_Exercise brief_
Write out each line exactly as given. Leave the pictures out of your copy.

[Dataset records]
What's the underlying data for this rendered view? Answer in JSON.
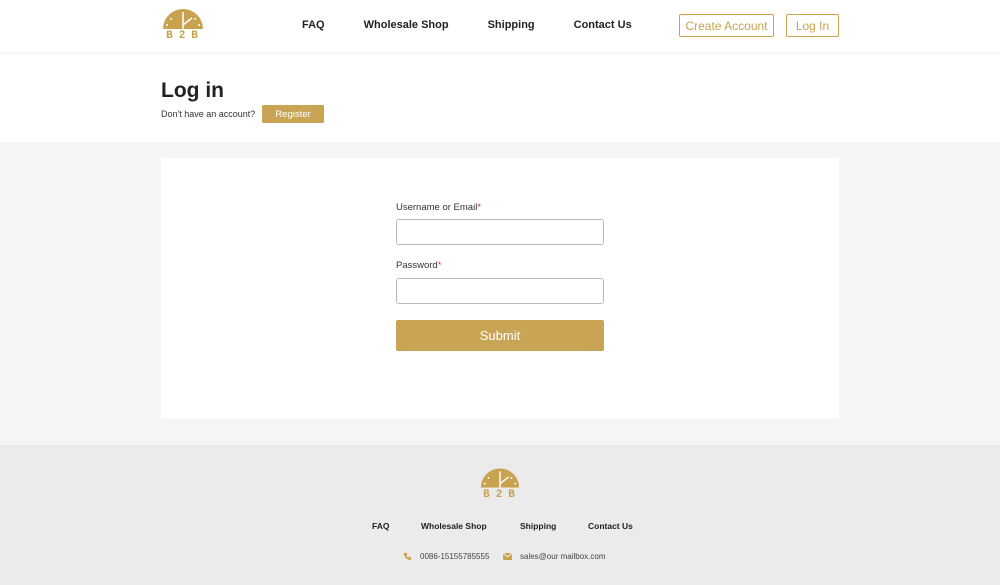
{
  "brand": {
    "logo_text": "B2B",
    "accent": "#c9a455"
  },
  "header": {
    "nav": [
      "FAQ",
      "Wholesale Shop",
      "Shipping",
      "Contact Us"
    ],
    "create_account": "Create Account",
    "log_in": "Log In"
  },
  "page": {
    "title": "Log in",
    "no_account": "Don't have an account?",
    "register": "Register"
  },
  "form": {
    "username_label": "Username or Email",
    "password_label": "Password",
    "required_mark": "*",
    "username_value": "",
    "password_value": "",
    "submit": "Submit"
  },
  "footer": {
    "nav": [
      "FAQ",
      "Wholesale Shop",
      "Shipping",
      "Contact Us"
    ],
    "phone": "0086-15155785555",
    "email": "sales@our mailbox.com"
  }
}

_Response_
What's the underlying data for this rendered view? Answer in JSON.
{
  "brand": {
    "logo_text": "B2B",
    "accent": "#c9a455"
  },
  "header": {
    "nav": [
      "FAQ",
      "Wholesale Shop",
      "Shipping",
      "Contact Us"
    ],
    "create_account": "Create Account",
    "log_in": "Log In"
  },
  "page": {
    "title": "Log in",
    "no_account": "Don't have an account?",
    "register": "Register"
  },
  "form": {
    "username_label": "Username or Email",
    "password_label": "Password",
    "required_mark": "*",
    "username_value": "",
    "password_value": "",
    "submit": "Submit"
  },
  "footer": {
    "nav": [
      "FAQ",
      "Wholesale Shop",
      "Shipping",
      "Contact Us"
    ],
    "phone": "0086-15155785555",
    "email": "sales@our mailbox.com"
  }
}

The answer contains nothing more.